-- start Dataset entries --

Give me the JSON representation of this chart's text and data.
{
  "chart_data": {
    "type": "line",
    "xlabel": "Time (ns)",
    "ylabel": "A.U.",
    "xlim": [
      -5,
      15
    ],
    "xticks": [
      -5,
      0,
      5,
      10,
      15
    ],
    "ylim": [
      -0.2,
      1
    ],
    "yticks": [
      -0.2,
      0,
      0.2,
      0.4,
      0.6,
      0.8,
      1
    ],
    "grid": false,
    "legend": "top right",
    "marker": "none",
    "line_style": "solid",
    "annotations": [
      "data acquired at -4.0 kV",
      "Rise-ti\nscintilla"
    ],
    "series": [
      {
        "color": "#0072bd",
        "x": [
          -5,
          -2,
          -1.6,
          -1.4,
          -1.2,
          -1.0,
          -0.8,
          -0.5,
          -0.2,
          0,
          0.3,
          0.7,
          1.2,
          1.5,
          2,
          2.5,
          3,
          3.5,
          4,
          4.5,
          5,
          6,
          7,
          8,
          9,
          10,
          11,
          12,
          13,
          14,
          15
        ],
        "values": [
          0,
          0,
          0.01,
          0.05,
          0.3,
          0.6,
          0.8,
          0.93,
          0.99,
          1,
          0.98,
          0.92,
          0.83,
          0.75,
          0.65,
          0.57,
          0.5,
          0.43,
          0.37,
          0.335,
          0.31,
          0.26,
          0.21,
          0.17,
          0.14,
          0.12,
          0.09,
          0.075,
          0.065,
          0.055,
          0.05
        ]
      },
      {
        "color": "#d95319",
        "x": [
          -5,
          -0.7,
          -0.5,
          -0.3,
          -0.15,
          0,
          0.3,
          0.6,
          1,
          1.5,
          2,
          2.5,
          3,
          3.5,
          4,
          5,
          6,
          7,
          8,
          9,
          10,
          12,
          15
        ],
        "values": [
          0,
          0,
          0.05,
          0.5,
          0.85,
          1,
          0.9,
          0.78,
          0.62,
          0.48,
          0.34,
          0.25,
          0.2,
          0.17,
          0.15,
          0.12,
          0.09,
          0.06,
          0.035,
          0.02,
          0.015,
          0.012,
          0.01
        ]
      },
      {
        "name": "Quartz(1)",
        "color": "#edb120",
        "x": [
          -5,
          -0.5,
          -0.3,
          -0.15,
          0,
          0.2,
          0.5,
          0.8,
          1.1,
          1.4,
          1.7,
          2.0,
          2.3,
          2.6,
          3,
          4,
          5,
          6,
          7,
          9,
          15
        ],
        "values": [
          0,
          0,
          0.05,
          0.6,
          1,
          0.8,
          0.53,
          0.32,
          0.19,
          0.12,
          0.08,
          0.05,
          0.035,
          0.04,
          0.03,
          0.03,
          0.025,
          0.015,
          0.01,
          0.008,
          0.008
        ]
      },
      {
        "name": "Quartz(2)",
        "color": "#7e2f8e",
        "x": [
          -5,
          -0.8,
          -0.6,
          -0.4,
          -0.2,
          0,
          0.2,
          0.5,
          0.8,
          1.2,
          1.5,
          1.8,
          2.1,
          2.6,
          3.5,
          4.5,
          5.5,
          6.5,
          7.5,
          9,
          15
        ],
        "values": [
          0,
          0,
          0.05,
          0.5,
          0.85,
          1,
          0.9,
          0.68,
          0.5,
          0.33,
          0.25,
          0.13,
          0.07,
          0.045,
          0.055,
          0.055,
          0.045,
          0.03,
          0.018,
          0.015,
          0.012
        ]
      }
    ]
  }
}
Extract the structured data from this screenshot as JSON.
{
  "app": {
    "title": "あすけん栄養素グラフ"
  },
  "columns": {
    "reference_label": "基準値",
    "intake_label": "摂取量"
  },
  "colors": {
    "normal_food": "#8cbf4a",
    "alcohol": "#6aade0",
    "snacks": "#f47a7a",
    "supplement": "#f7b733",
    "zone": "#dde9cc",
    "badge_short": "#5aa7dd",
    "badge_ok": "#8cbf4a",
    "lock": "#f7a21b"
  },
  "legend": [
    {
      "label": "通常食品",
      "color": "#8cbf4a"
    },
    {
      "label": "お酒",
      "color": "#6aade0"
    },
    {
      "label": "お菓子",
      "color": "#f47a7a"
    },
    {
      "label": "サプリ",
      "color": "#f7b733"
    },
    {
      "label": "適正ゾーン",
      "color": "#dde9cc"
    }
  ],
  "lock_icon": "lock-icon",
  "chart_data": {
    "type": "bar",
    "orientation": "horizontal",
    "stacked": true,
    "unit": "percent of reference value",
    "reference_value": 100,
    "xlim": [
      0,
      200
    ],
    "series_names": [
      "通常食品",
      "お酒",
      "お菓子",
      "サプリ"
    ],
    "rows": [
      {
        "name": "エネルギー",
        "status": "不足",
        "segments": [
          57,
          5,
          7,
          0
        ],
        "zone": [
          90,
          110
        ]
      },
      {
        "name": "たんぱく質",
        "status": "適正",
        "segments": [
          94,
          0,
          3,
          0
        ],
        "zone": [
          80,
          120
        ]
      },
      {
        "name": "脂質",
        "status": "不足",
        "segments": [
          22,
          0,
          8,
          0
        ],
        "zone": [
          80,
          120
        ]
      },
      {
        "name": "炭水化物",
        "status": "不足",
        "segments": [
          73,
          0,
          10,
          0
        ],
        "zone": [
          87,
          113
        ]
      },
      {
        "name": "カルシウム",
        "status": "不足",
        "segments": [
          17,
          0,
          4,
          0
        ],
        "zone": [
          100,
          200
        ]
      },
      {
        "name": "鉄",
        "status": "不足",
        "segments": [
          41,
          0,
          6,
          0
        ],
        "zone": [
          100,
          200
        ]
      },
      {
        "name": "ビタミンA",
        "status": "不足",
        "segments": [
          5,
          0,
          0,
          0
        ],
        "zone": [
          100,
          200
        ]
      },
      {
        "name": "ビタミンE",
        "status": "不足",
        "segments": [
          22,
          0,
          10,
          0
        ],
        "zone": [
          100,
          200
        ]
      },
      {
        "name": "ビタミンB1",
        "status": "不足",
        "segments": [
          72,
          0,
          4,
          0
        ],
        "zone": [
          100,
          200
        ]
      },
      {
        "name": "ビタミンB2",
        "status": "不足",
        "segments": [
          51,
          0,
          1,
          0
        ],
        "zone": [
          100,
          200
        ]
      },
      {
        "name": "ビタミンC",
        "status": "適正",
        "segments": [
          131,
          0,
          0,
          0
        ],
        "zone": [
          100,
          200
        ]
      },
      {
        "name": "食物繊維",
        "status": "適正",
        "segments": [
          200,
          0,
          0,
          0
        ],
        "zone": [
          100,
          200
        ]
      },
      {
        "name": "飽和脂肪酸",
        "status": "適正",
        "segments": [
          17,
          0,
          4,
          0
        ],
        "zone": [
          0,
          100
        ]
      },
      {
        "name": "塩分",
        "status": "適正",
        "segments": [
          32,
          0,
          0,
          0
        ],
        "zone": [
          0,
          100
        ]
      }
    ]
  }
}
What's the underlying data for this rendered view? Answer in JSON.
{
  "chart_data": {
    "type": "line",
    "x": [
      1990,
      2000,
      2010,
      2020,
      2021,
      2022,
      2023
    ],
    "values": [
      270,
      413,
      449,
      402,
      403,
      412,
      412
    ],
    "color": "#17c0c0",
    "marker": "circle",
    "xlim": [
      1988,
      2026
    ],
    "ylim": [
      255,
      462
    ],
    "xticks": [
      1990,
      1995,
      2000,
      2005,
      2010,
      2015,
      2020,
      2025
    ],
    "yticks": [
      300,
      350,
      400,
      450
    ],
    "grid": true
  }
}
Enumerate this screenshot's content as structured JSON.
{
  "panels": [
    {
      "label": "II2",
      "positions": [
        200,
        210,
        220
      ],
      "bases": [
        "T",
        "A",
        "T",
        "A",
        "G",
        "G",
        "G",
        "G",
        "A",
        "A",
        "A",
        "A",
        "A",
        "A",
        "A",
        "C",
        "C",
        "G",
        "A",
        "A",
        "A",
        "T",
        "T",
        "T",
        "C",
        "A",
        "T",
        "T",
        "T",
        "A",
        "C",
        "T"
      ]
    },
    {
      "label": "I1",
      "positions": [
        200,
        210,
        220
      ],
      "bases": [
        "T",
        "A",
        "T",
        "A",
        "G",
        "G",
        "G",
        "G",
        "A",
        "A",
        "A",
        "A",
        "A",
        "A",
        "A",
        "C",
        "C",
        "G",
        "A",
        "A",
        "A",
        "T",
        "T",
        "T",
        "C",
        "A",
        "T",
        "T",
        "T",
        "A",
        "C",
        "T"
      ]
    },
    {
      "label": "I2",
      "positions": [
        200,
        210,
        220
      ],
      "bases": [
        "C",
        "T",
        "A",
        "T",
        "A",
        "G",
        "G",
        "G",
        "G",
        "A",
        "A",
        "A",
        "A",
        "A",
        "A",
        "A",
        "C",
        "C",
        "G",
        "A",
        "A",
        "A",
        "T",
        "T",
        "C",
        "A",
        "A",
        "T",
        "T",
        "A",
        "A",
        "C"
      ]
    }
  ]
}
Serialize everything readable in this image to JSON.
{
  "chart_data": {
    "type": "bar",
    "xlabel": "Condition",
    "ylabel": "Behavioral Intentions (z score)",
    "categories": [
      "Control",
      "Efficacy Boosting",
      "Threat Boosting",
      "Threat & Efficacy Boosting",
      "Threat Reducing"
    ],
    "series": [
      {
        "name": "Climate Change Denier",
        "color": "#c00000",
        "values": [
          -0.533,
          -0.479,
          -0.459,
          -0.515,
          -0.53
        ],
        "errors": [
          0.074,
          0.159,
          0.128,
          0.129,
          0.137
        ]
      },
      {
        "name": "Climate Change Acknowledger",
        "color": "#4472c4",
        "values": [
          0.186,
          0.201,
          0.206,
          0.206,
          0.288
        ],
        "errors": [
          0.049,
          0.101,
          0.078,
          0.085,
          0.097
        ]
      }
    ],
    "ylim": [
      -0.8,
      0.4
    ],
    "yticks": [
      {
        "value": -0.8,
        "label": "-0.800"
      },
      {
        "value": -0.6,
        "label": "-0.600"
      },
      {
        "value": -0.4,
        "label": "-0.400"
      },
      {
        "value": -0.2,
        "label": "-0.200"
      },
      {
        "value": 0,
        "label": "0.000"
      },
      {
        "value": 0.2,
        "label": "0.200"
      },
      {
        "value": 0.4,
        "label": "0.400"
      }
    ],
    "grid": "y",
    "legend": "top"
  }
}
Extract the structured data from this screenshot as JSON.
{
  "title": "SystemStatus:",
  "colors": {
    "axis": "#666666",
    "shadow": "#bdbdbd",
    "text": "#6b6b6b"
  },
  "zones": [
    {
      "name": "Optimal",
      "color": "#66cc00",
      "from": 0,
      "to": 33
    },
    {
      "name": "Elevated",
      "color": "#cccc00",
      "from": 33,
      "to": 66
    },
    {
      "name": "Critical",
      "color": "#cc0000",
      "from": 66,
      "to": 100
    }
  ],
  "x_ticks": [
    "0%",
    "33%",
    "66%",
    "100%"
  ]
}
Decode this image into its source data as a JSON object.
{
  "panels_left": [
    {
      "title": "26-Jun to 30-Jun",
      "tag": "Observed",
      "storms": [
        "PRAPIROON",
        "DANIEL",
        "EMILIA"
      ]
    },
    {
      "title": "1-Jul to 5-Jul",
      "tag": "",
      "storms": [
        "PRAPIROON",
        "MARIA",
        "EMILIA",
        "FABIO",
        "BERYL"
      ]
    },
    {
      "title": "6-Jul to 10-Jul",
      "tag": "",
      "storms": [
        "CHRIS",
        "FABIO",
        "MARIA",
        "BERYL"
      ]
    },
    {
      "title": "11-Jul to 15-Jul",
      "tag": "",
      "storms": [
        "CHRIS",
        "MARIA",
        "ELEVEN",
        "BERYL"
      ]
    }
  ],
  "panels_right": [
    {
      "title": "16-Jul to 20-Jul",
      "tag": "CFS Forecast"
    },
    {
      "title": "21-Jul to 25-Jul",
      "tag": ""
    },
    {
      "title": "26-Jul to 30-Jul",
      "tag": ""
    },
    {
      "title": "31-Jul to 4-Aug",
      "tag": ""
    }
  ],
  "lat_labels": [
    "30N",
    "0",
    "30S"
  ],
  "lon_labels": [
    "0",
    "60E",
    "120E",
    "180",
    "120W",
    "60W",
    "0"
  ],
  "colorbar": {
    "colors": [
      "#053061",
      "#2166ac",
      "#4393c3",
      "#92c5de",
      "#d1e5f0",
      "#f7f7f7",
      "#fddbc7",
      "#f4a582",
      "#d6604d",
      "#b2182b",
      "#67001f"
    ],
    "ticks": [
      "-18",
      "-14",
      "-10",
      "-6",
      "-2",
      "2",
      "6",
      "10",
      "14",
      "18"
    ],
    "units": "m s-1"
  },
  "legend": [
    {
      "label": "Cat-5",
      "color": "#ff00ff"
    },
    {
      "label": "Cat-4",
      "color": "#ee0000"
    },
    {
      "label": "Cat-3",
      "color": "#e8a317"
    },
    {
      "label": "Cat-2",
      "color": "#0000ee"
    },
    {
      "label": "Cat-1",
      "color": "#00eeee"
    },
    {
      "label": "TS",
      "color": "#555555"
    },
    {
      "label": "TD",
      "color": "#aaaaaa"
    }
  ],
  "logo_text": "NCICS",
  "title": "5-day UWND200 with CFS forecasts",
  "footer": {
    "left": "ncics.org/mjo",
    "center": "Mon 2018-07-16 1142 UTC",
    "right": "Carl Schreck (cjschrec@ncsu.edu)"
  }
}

-- end Dataset entries --

Direction: Show all lines above holding "from".

Response below:
Extract the structured data from this screenshot as JSON.
Extract the structured data from this screenshot as JSON.
      "from": 0,
      "from": 33,
      "from": 66,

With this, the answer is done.